Exercise prompt: Using the listing below, extract each line that has the word "điều" in it.

Records to use:
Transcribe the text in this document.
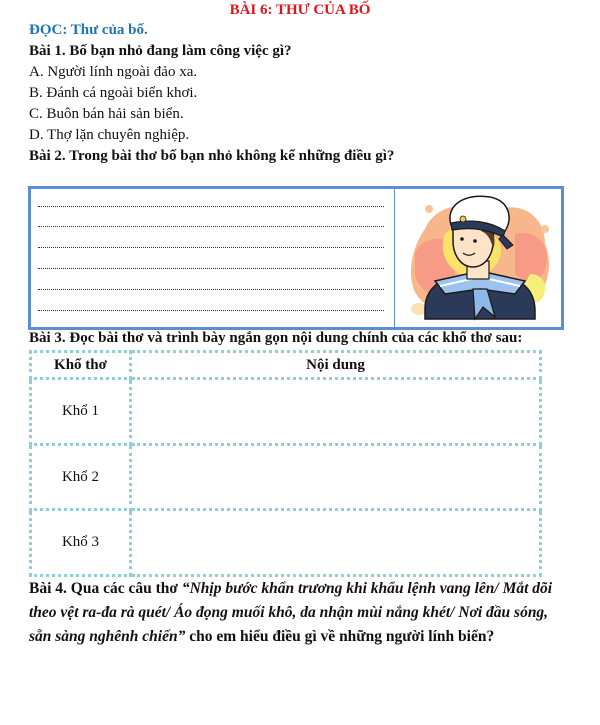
BÀI 6: THƯ CỦA BỐ
ĐỌC: Thư của bố.
Bài 1. Bố bạn nhỏ đang làm công việc gì?
A. Người lính ngoài đảo xa.
B. Đánh cá ngoài biển khơi.
C. Buôn bán hải sản biển.
D. Thợ lặn chuyên nghiệp.
Bài 2. Trong bài thơ bố bạn nhỏ không kể những điều gì?
Bài 3. Đọc bài thơ và trình bày ngắn gọn nội dung chính của các khổ thơ sau:
Khổ thơ	Nội dung
Khổ 1	
Khổ 2	
Khổ 3	
Bài 4. Qua các câu thơ “Nhịp bước khẩn trương khi khẩu lệnh vang lên/ Mắt dõi theo vệt ra-đa rà quét/ Áo đọng muối khô, da nhận mùi nắng khét/ Nơi đầu sóng, sẵn sàng nghênh chiến” cho em hiểu điều gì về những người lính biển?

Reply:
Bài 2. Trong bài thơ bố bạn nhỏ không kể những điều gì?
Bài 4. Qua các câu thơ “Nhịp bước khẩn trương khi khẩu lệnh vang lên/ Mắt dõi theo vệt ra-đa rà quét/ Áo đọng muối khô, da nhận mùi nắng khét/ Nơi đầu sóng, sẵn sàng nghênh chiến” cho em hiểu điều gì về những người lính biển?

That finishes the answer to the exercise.